A run of records

● ● ● ● ● ● ●

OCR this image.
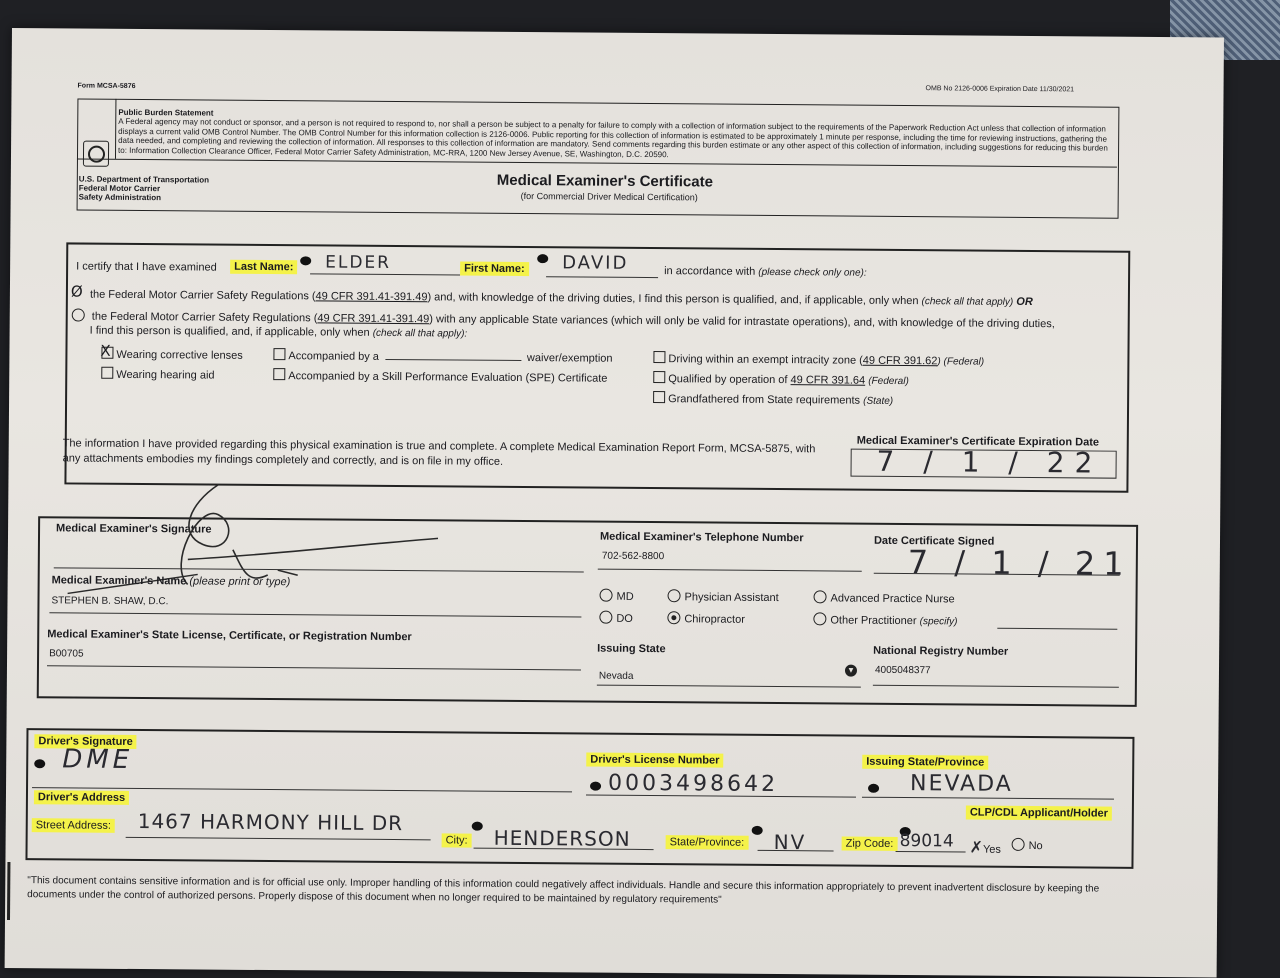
Form MCSA-5876	OMB No 2126-0006 Expiration Date 11/30/2021
Public Burden Statement
A Federal agency may not conduct or sponsor, and a person is not required to respond to, nor shall a person be subject to a penalty for failure to comply with a collection of information subject to the requirements of the Paperwork Reduction Act unless that collection of information displays a current valid OMB Control Number. The OMB Control Number for this information collection is 2126-0006. Public reporting for this collection of information is estimated to be approximately 1 minute per response, including the time for reviewing instructions, gathering the data needed, and completing and reviewing the collection of information. All responses to this collection of information are mandatory. Send comments regarding this burden estimate or any other aspect of this collection of information, including suggestions for reducing this burden to: Information Collection Clearance Officer, Federal Motor Carrier Safety Administration, MC-RRA, 1200 New Jersey Avenue, SE, Washington, D.C. 20590.
U.S. Department of Transportation
Federal Motor Carrier
Safety Administration
Medical Examiner's Certificate
(for Commercial Driver Medical Certification)
I certify that I have examined	Last Name: ELDER	First Name: DAVID	in accordance with (please check only one):
Ø the Federal Motor Carrier Safety Regulations (49 CFR 391.41-391.49) and, with knowledge of the driving duties, I find this person is qualified, and, if applicable, only when (check all that apply) OR
the Federal Motor Carrier Safety Regulations (49 CFR 391.41-391.49) with any applicable State variances (which will only be valid for intrastate operations), and, with knowledge of the driving duties,
I find this person is qualified, and, if applicable, only when (check all that apply):
XWearing corrective lenses
Wearing hearing aid
Accompanied by a	waiver/exemption
Accompanied by a Skill Performance Evaluation (SPE) Certificate
Driving within an exempt intracity zone (49 CFR 391.62) (Federal)
Qualified by operation of 49 CFR 391.64 (Federal)
Grandfathered from State requirements (State)
The information I have provided regarding this physical examination is true and complete. A complete Medical Examination Report Form, MCSA-5875, with any attachments embodies my findings completely and correctly, and is on file in my office.
Medical Examiner's Certificate Expiration Date
7 / 1 / 22
Medical Examiner's Signature
Medical Examiner's Name (please print or type)
STEPHEN B. SHAW, D.C.
Medical Examiner's State License, Certificate, or Registration Number
B00705
Medical Examiner's Telephone Number
702-562-8800
Date Certificate Signed
7 / 1 / 21
MD
DO
Physician Assistant
Chiropractor
Advanced Practice Nurse
Other Practitioner (specify)
Issuing State
Nevada
▼
National Registry Number
4005048377
Driver's Signature
DME	Driver's License Number
0003498642
Issuing State/Province
NEVADA
Driver's Address
CLP/CDL Applicant/Holder
Street Address: 1467 HARMONY HILL DR
City: HENDERSON	State/Province: NV	Zip Code: 89014 ✗Yes	No
"This document contains sensitive information and is for official use only. Improper handling of this information could negatively affect individuals. Handle and secure this information appropriately to prevent inadvertent disclosure by keeping the documents under the control of authorized persons. Properly dispose of this document when no longer required to be maintained by regulatory requirements"
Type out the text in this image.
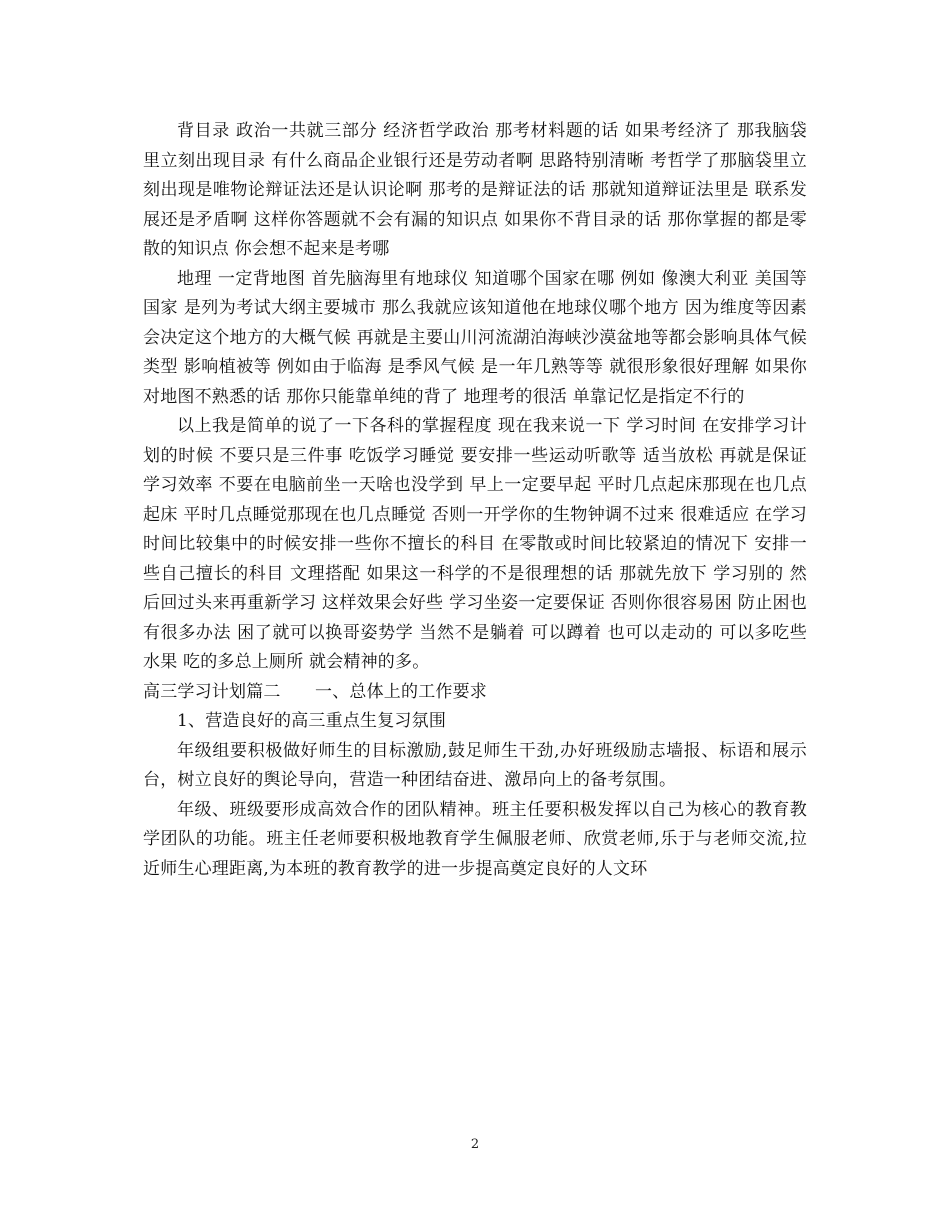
背目录 政治一共就三部分 经济哲学政治 那考材料题的话 如果考经济了 那我脑袋里立刻出现目录 有什么商品企业银行还是劳动者啊 思路特别清晰 考哲学了那脑袋里立刻出现是唯物论辩证法还是认识论啊 那考的是辩证法的话 那就知道辩证法里是 联系发展还是矛盾啊 这样你答题就不会有漏的知识点 如果你不背目录的话 那你掌握的都是零散的知识点 你会想不起来是考哪

地理 一定背地图 首先脑海里有地球仪 知道哪个国家在哪 例如 像澳大利亚 美国等国家 是列为考试大纲主要城市 那么我就应该知道他在地球仪哪个地方 因为维度等因素 会决定这个地方的大概气候 再就是主要山川河流湖泊海峡沙漠盆地等都会影响具体气候类型 影响植被等 例如由于临海 是季风气候 是一年几熟等等 就很形象很好理解 如果你对地图不熟悉的话 那你只能靠单纯的背了 地理考的很活 单靠记忆是指定不行的

以上我是简单的说了一下各科的掌握程度 现在我来说一下 学习时间 在安排学习计划的时候 不要只是三件事 吃饭学习睡觉 要安排一些运动听歌等 适当放松 再就是保证学习效率 不要在电脑前坐一天啥也没学到 早上一定要早起 平时几点起床那现在也几点起床 平时几点睡觉那现在也几点睡觉 否则一开学你的生物钟调不过来 很难适应 在学习时间比较集中的时候安排一些你不擅长的科目 在零散或时间比较紧迫的情况下 安排一些自己擅长的科目 文理搭配 如果这一科学的不是很理想的话 那就先放下 学习别的 然后回过头来再重新学习 这样效果会好些 学习坐姿一定要保证 否则你很容易困 防止困也有很多办法 困了就可以换哥姿势学 当然不是躺着 可以蹲着 也可以走动的 可以多吃些水果 吃的多总上厕所 就会精神的多。

高三学习计划篇二　　一、总体上的工作要求

1、营造良好的高三重点生复习氛围

年级组要积极做好师生的目标激励,鼓足师生干劲,办好班级励志墙报、标语和展示台，树立良好的舆论导向，营造一种团结奋进、激昂向上的备考氛围。

年级、班级要形成高效合作的团队精神。班主任要积极发挥以自己为核心的教育教学团队的功能。班主任老师要积极地教育学生佩服老师、欣赏老师,乐于与老师交流,拉近师生心理距离,为本班的教育教学的进一步提高奠定良好的人文环

2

● ● ● ● ● ● ●

» TASK BRIEF:
Each line of the data is to be duplicated exactly; pictures stay out of the copy.

» EXERCISE RESPONSE:
OCR this image.
Form MCSA-5876	OMB No 2126-0006 Expiration Date 11/30/2021
Public Burden Statement
A Federal agency may not conduct or sponsor, and a person is not required to respond to, nor shall a person be subject to a penalty for failure to comply with a collection of information subject to the requirements of the Paperwork Reduction Act unless that collection of information displays a current valid OMB Control Number. The OMB Control Number for this information collection is 2126-0006. Public reporting for this collection of information is estimated to be approximately 1 minute per response, including the time for reviewing instructions, gathering the data needed, and completing and reviewing the collection of information. All responses to this collection of information are mandatory. Send comments regarding this burden estimate or any other aspect of this collection of information, including suggestions for reducing this burden to: Information Collection Clearance Officer, Federal Motor Carrier Safety Administration, MC-RRA, 1200 New Jersey Avenue, SE, Washington, D.C. 20590.
U.S. Department of Transportation
Federal Motor Carrier
Safety Administration
Medical Examiner's Certificate
(for Commercial Driver Medical Certification)
I certify that I have examined	Last Name: ELDER	First Name: DAVID	in accordance with (please check only one):
Ø the Federal Motor Carrier Safety Regulations (49 CFR 391.41-391.49) and, with knowledge of the driving duties, I find this person is qualified, and, if applicable, only when (check all that apply) OR
the Federal Motor Carrier Safety Regulations (49 CFR 391.41-391.49) with any applicable State variances (which will only be valid for intrastate operations), and, with knowledge of the driving duties,
I find this person is qualified, and, if applicable, only when (check all that apply):
XWearing corrective lenses
Wearing hearing aid
Accompanied by a	waiver/exemption
Accompanied by a Skill Performance Evaluation (SPE) Certificate
Driving within an exempt intracity zone (49 CFR 391.62) (Federal)
Qualified by operation of 49 CFR 391.64 (Federal)
Grandfathered from State requirements (State)
The information I have provided regarding this physical examination is true and complete. A complete Medical Examination Report Form, MCSA-5875, with any attachments embodies my findings completely and correctly, and is on file in my office.
Medical Examiner's Certificate Expiration Date
7 / 1 / 22
Medical Examiner's Signature
Medical Examiner's Name (please print or type)
STEPHEN B. SHAW, D.C.
Medical Examiner's State License, Certificate, or Registration Number
B00705
Medical Examiner's Telephone Number
702-562-8800
Date Certificate Signed
7 / 1 / 21
MD
DO
Physician Assistant
Chiropractor
Advanced Practice Nurse
Other Practitioner (specify)
Issuing State
Nevada
▼
National Registry Number
4005048377
Driver's Signature
DME	Driver's License Number
0003498642
Issuing State/Province
NEVADA
Driver's Address
CLP/CDL Applicant/Holder
Street Address: 1467 HARMONY HILL DR
City: HENDERSON	State/Province: NV	Zip Code: 89014 ✗Yes	No
"This document contains sensitive information and is for official use only. Improper handling of this information could negatively affect individuals. Handle and secure this information appropriately to prevent inadvertent disclosure by keeping the documents under the control of authorized persons. Properly dispose of this document when no longer required to be maintained by regulatory requirements"
Type out the text in this image.
背目录 政治一共就三部分 经济哲学政治 那考材料题的话 如果考经济了 那我脑袋里立刻出现目录 有什么商品企业银行还是劳动者啊 思路特别清晰 考哲学了那脑袋里立刻出现是唯物论辩证法还是认识论啊 那考的是辩证法的话 那就知道辩证法里是 联系发展还是矛盾啊 这样你答题就不会有漏的知识点 如果你不背目录的话 那你掌握的都是零散的知识点 你会想不起来是考哪

地理 一定背地图 首先脑海里有地球仪 知道哪个国家在哪 例如 像澳大利亚 美国等国家 是列为考试大纲主要城市 那么我就应该知道他在地球仪哪个地方 因为维度等因素 会决定这个地方的大概气候 再就是主要山川河流湖泊海峡沙漠盆地等都会影响具体气候类型 影响植被等 例如由于临海 是季风气候 是一年几熟等等 就很形象很好理解 如果你对地图不熟悉的话 那你只能靠单纯的背了 地理考的很活 单靠记忆是指定不行的

以上我是简单的说了一下各科的掌握程度 现在我来说一下 学习时间 在安排学习计划的时候 不要只是三件事 吃饭学习睡觉 要安排一些运动听歌等 适当放松 再就是保证学习效率 不要在电脑前坐一天啥也没学到 早上一定要早起 平时几点起床那现在也几点起床 平时几点睡觉那现在也几点睡觉 否则一开学你的生物钟调不过来 很难适应 在学习时间比较集中的时候安排一些你不擅长的科目 在零散或时间比较紧迫的情况下 安排一些自己擅长的科目 文理搭配 如果这一科学的不是很理想的话 那就先放下 学习别的 然后回过头来再重新学习 这样效果会好些 学习坐姿一定要保证 否则你很容易困 防止困也有很多办法 困了就可以换哥姿势学 当然不是躺着 可以蹲着 也可以走动的 可以多吃些水果 吃的多总上厕所 就会精神的多。

高三学习计划篇二　　一、总体上的工作要求

1、营造良好的高三重点生复习氛围

年级组要积极做好师生的目标激励,鼓足师生干劲,办好班级励志墙报、标语和展示台，树立良好的舆论导向，营造一种团结奋进、激昂向上的备考氛围。

年级、班级要形成高效合作的团队精神。班主任要积极发挥以自己为核心的教育教学团队的功能。班主任老师要积极地教育学生佩服老师、欣赏老师,乐于与老师交流,拉近师生心理距离,为本班的教育教学的进一步提高奠定良好的人文环

2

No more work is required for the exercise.